▶ **Task**:
Without including any pictures, write out all the entries exactly.

Data entries:
>>>
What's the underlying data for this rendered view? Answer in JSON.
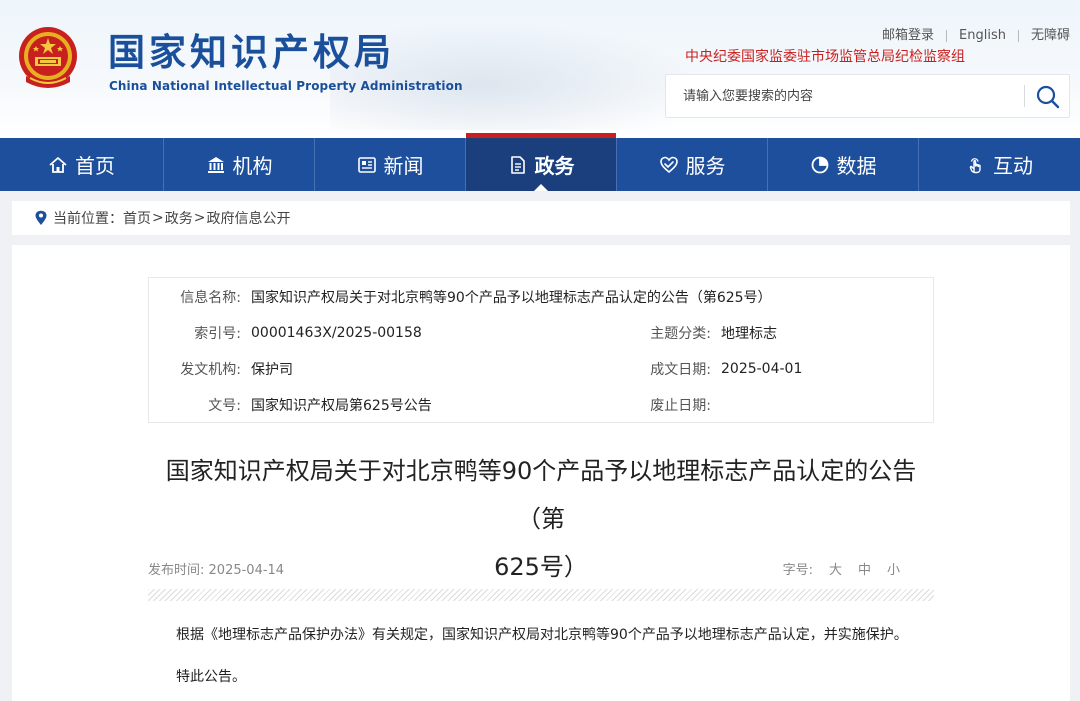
{
  "header": {
    "logo_cn": "国家知识产权局",
    "logo_en": "China National Intellectual Property Administration",
    "emblem_icon": "national-emblem-icon",
    "top_links": [
      "邮箱登录",
      "English",
      "无障碍"
    ],
    "discipline_link": "中央纪委国家监委驻市场监管总局纪检监察组",
    "search": {
      "placeholder": "请输入您要搜索的内容",
      "icon": "search-icon"
    }
  },
  "nav": {
    "items": [
      {
        "label": "首页",
        "icon": "home-icon"
      },
      {
        "label": "机构",
        "icon": "building-icon"
      },
      {
        "label": "新闻",
        "icon": "newspaper-icon"
      },
      {
        "label": "政务",
        "icon": "document-icon",
        "active": true
      },
      {
        "label": "服务",
        "icon": "heart-hand-icon"
      },
      {
        "label": "数据",
        "icon": "pie-chart-icon"
      },
      {
        "label": "互动",
        "icon": "touch-icon"
      }
    ]
  },
  "breadcrumb": {
    "label": "当前位置：",
    "items": [
      "首页",
      "政务",
      "政府信息公开"
    ],
    "separator": ">"
  },
  "info": {
    "name_label": "信息名称:",
    "name_value": "国家知识产权局关于对北京鸭等90个产品予以地理标志产品认定的公告（第625号）",
    "index_label": "索引号:",
    "index_value": "00001463X/2025-00158",
    "topic_label": "主题分类:",
    "topic_value": "地理标志",
    "issuer_label": "发文机构:",
    "issuer_value": "保护司",
    "date_label": "成文日期:",
    "date_value": "2025-04-01",
    "docno_label": "文号:",
    "docno_value": "国家知识产权局第625号公告",
    "expire_label": "废止日期:",
    "expire_value": ""
  },
  "article": {
    "title_line1": "国家知识产权局关于对北京鸭等90个产品予以地理标志产品认定的公告（第",
    "title_line2": "625号）",
    "publish_label": "发布时间:",
    "publish_date": "2025-04-14",
    "font_size_label": "字号:",
    "font_sizes": [
      "大",
      "中",
      "小"
    ],
    "paragraphs": [
      "根据《地理标志产品保护办法》有关规定，国家知识产权局对北京鸭等90个产品予以地理标志产品认定，并实施保护。",
      "特此公告。"
    ]
  },
  "colors": {
    "brand_blue": "#1d4f9c",
    "active_nav": "#1a3f7c",
    "accent_red": "#c8201e"
  }
}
<<<
▶ **Response to the task**:
What's the underlying data for this rendered view? Answer in JSON.
{
  "header": {
    "logo_cn": "国家知识产权局",
    "logo_en": "China National Intellectual Property Administration",
    "emblem_icon": "national-emblem-icon",
    "top_links": [
      "邮箱登录",
      "English",
      "无障碍"
    ],
    "discipline_link": "中央纪委国家监委驻市场监管总局纪检监察组",
    "search": {
      "placeholder": "请输入您要搜索的内容",
      "icon": "search-icon"
    }
  },
  "nav": {
    "items": [
      {
        "label": "首页",
        "icon": "home-icon"
      },
      {
        "label": "机构",
        "icon": "building-icon"
      },
      {
        "label": "新闻",
        "icon": "newspaper-icon"
      },
      {
        "label": "政务",
        "icon": "document-icon",
        "active": true
      },
      {
        "label": "服务",
        "icon": "heart-hand-icon"
      },
      {
        "label": "数据",
        "icon": "pie-chart-icon"
      },
      {
        "label": "互动",
        "icon": "touch-icon"
      }
    ]
  },
  "breadcrumb": {
    "label": "当前位置：",
    "items": [
      "首页",
      "政务",
      "政府信息公开"
    ],
    "separator": ">"
  },
  "info": {
    "name_label": "信息名称:",
    "name_value": "国家知识产权局关于对北京鸭等90个产品予以地理标志产品认定的公告（第625号）",
    "index_label": "索引号:",
    "index_value": "00001463X/2025-00158",
    "topic_label": "主题分类:",
    "topic_value": "地理标志",
    "issuer_label": "发文机构:",
    "issuer_value": "保护司",
    "date_label": "成文日期:",
    "date_value": "2025-04-01",
    "docno_label": "文号:",
    "docno_value": "国家知识产权局第625号公告",
    "expire_label": "废止日期:",
    "expire_value": ""
  },
  "article": {
    "title_line1": "国家知识产权局关于对北京鸭等90个产品予以地理标志产品认定的公告（第",
    "title_line2": "625号）",
    "publish_label": "发布时间:",
    "publish_date": "2025-04-14",
    "font_size_label": "字号:",
    "font_sizes": [
      "大",
      "中",
      "小"
    ],
    "paragraphs": [
      "根据《地理标志产品保护办法》有关规定，国家知识产权局对北京鸭等90个产品予以地理标志产品认定，并实施保护。",
      "特此公告。"
    ]
  },
  "colors": {
    "brand_blue": "#1d4f9c",
    "active_nav": "#1a3f7c",
    "accent_red": "#c8201e"
  }
}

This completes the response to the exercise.